Collected data
• • • • • • •
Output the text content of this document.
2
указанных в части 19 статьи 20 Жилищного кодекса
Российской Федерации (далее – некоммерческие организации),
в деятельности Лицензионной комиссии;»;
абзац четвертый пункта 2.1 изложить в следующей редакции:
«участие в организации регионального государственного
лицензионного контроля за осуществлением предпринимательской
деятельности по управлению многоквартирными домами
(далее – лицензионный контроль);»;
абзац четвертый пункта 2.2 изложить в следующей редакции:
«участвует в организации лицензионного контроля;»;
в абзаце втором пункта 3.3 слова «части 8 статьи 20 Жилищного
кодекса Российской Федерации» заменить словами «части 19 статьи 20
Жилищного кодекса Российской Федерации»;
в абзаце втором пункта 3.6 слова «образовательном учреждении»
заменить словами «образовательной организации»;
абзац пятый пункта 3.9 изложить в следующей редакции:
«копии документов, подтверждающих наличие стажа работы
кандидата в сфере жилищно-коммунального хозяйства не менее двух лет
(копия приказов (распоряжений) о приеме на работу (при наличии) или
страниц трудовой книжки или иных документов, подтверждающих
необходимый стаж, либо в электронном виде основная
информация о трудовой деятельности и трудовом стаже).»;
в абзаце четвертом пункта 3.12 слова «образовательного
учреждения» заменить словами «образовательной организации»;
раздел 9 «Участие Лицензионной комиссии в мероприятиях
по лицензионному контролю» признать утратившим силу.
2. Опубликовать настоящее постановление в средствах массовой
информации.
• • • • • • •
• [Goal]: Check each line of the entries for the string "образовательной". Copy the lines that have it.

• [Output below]:
заменить словами «образовательной организации»;
учреждения» заменить словами «образовательной организации»;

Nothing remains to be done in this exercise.